## Direction
Leave out the pictures and copy every record exactly.

## Data records
═══
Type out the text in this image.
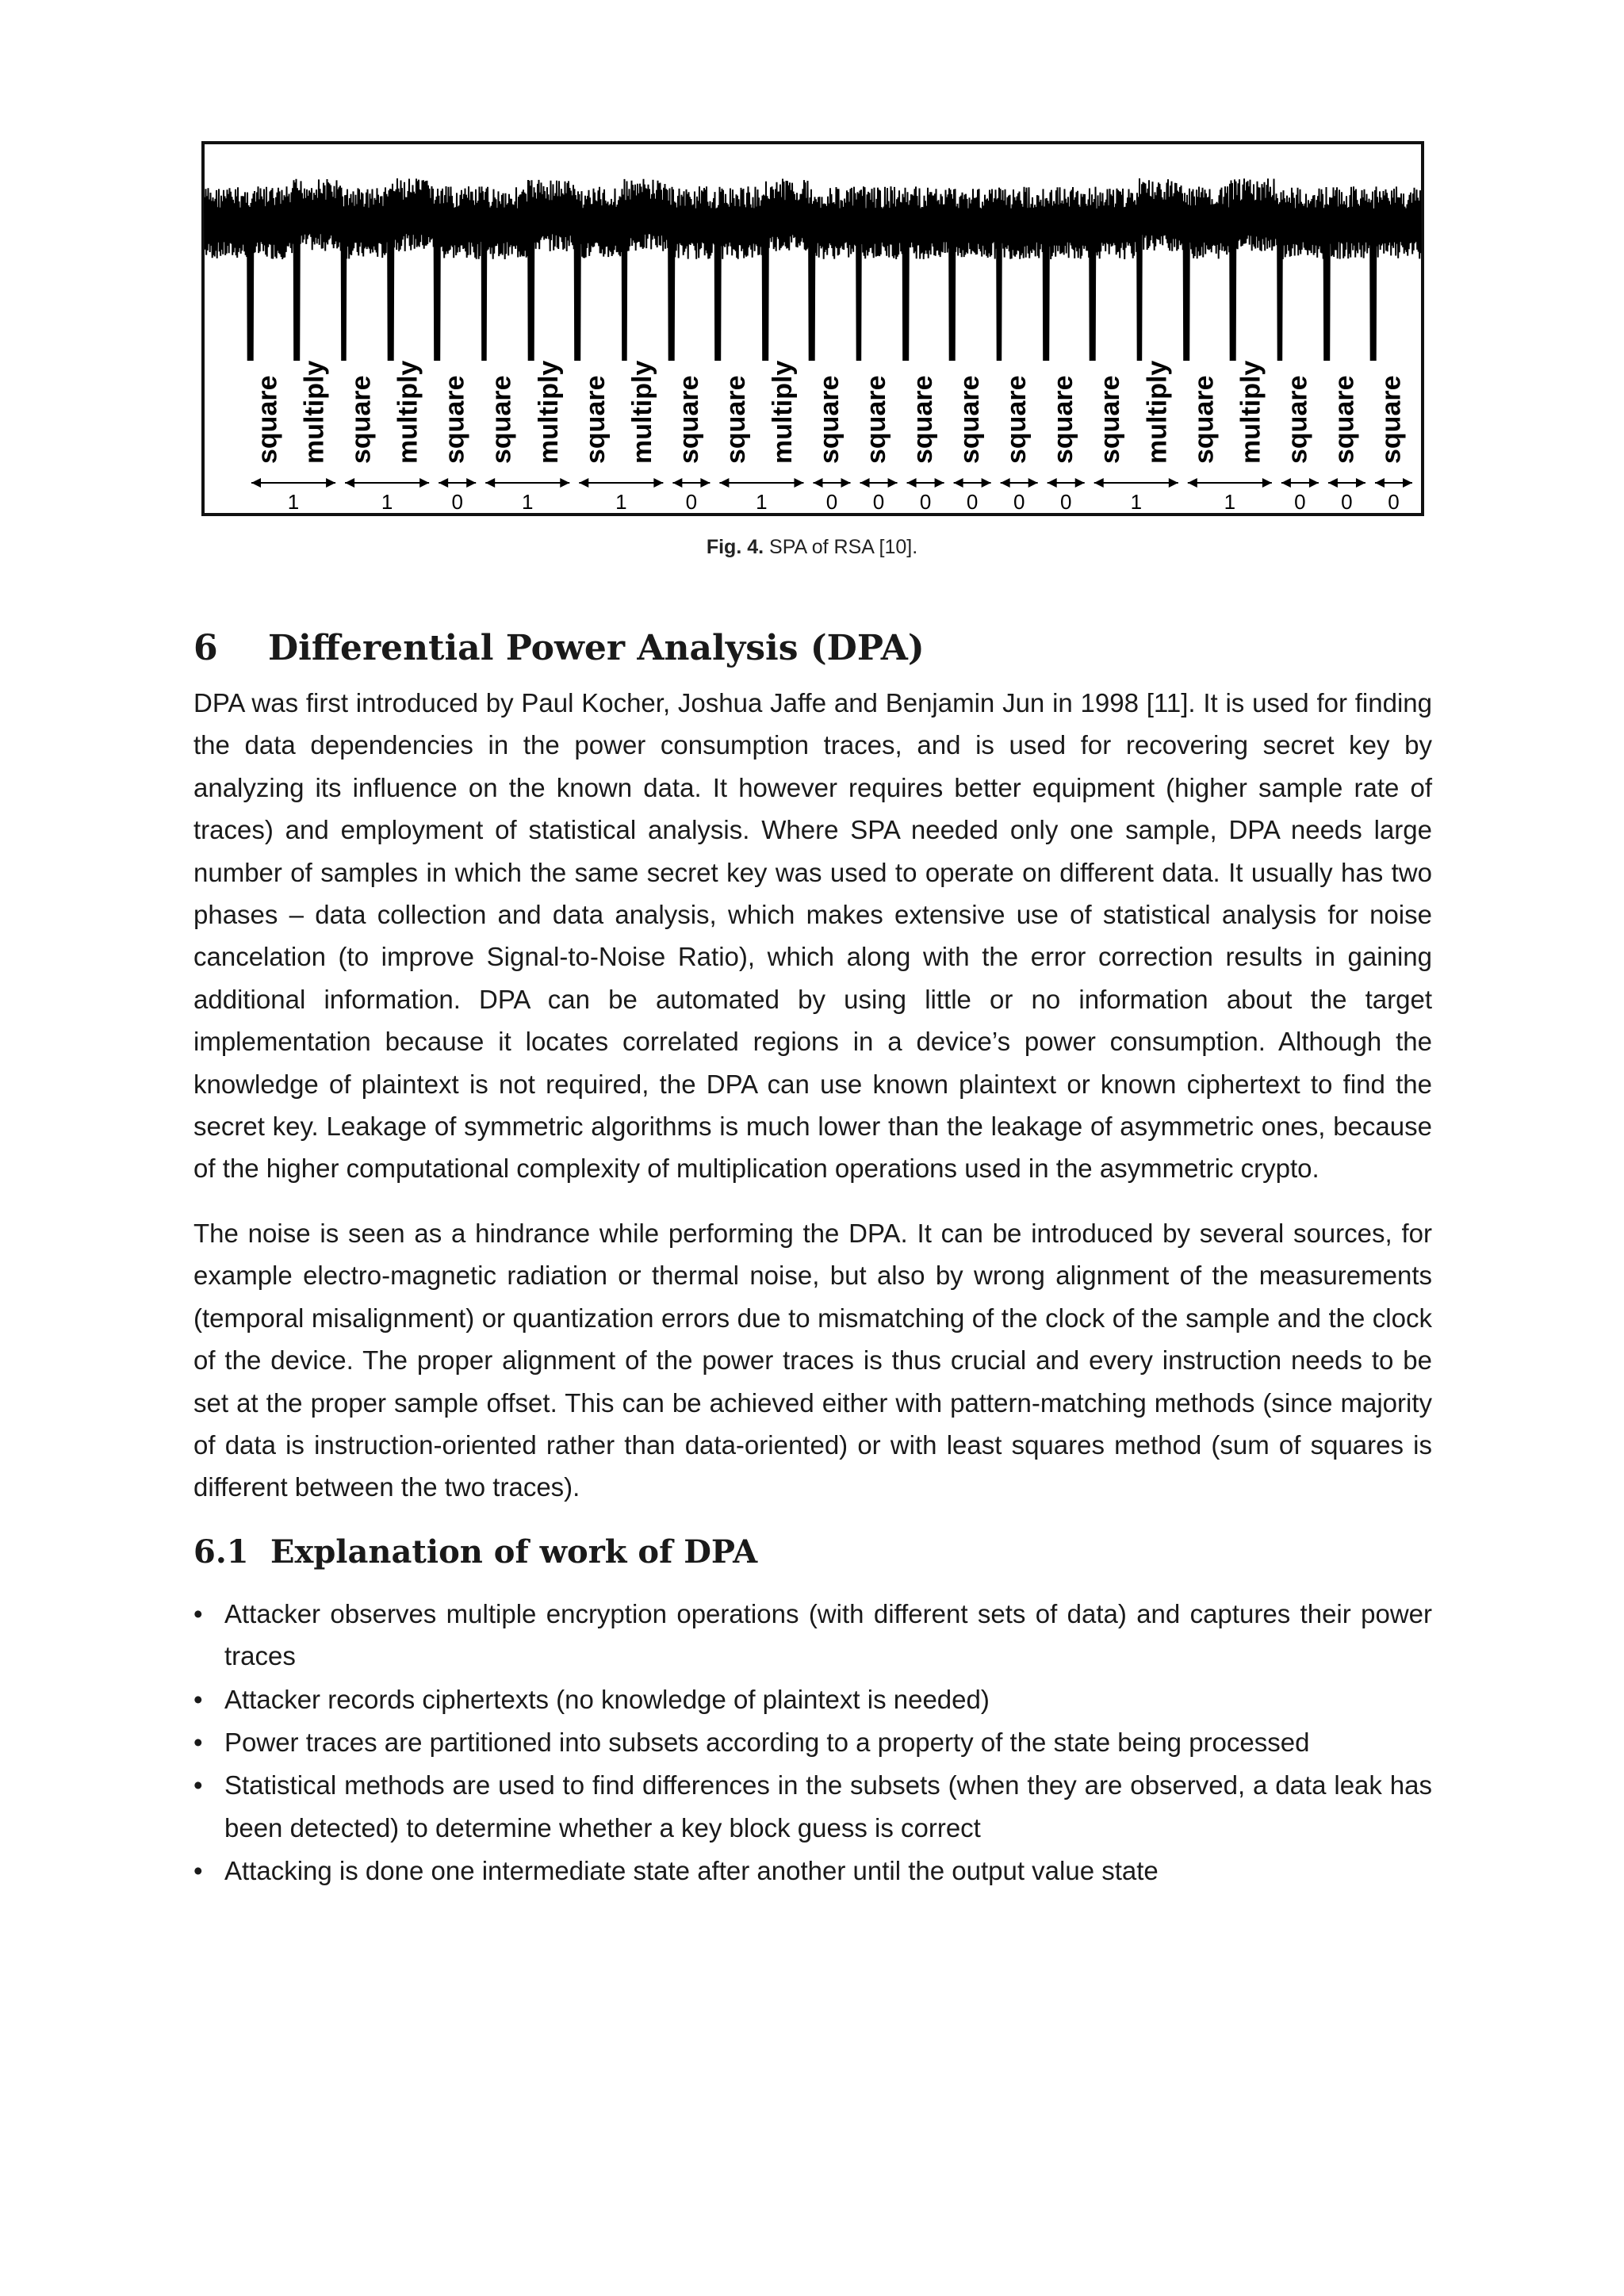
square multiply square multiply square square multiply square multiply square square multiply square square square square square square square multiply square multiply square square square
1	1	0	1	1	0	1	0 0 0 0 0 0	1	1	0 0 0
Fig. 4. SPA of RSA [10].
6 Differential Power Analysis (DPA)

DPA was first introduced by Paul Kocher, Joshua Jaffe and Benjamin Jun in 1998 [11]. It is used for finding the data dependencies in the power consumption traces, and is used for recovering secret key by analyzing its influence on the known data. It however requires better equipment (higher sample rate of traces) and employment of statistical analysis. Where SPA needed only one sample, DPA needs large number of samples in which the same secret key was used to operate on different data. It usually has two phases – data collection and data analysis, which makes extensive use of statistical analysis for noise cancelation (to improve Signal-to-Noise Ratio), which along with the error correction results in gaining additional information. DPA can be automated by using little or no information about the target implementation because it locates correlated regions in a device’s power consumption. Although the knowledge of plaintext is not required, the DPA can use known plaintext or known ciphertext to find the secret key. Leakage of symmetric algorithms is much lower than the leakage of asymmetric ones, because of the higher computational complexity of multiplication operations used in the asymmetric crypto.

The noise is seen as a hindrance while performing the DPA. It can be introduced by several sources, for example electro-magnetic radiation or thermal noise, but also by wrong alignment of the measurements (temporal misalignment) or quantization errors due to mismatching of the clock of the sample and the clock of the device. The proper alignment of the power traces is thus crucial and every instruction needs to be set at the proper sample offset. This can be achieved either with pattern-matching methods (since majority of data is instruction-oriented rather than data-oriented) or with least squares method (sum of squares is different between the two traces).

6.1 Explanation of work of DPA
• Attacker observes multiple encryption operations (with different sets of data) and captures their power traces
• Attacker records ciphertexts (no knowledge of plaintext is needed)
• Power traces are partitioned into subsets according to a property of the state being processed
• Statistical methods are used to find differences in the subsets (when they are observed, a data leak has been detected) to determine whether a key block guess is correct
• Attacking is done one intermediate state after another until the output value state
═══
## Answer to this problem
Type out the text in this image.
square multiply square multiply square square multiply square multiply square square multiply square square square square square square square multiply square multiply square square square
1	1	0	1	1	0	1	0 0 0 0 0 0	1	1	0 0 0
Fig. 4. SPA of RSA [10].
6 Differential Power Analysis (DPA)

DPA was first introduced by Paul Kocher, Joshua Jaffe and Benjamin Jun in 1998 [11]. It is used for finding the data dependencies in the power consumption traces, and is used for recovering secret key by analyzing its influence on the known data. It however requires better equipment (higher sample rate of traces) and employment of statistical analysis. Where SPA needed only one sample, DPA needs large number of samples in which the same secret key was used to operate on different data. It usually has two phases – data collection and data analysis, which makes extensive use of statistical analysis for noise cancelation (to improve Signal-to-Noise Ratio), which along with the error correction results in gaining additional information. DPA can be automated by using little or no information about the target implementation because it locates correlated regions in a device’s power consumption. Although the knowledge of plaintext is not required, the DPA can use known plaintext or known ciphertext to find the secret key. Leakage of symmetric algorithms is much lower than the leakage of asymmetric ones, because of the higher computational complexity of multiplication operations used in the asymmetric crypto.

The noise is seen as a hindrance while performing the DPA. It can be introduced by several sources, for example electro-magnetic radiation or thermal noise, but also by wrong alignment of the measurements (temporal misalignment) or quantization errors due to mismatching of the clock of the sample and the clock of the device. The proper alignment of the power traces is thus crucial and every instruction needs to be set at the proper sample offset. This can be achieved either with pattern-matching methods (since majority of data is instruction-oriented rather than data-oriented) or with least squares method (sum of squares is different between the two traces).

6.1 Explanation of work of DPA
• Attacker observes multiple encryption operations (with different sets of data) and captures their power traces
• Attacker records ciphertexts (no knowledge of plaintext is needed)
• Power traces are partitioned into subsets according to a property of the state being processed
• Statistical methods are used to find differences in the subsets (when they are observed, a data leak has been detected) to determine whether a key block guess is correct
• Attacking is done one intermediate state after another until the output value state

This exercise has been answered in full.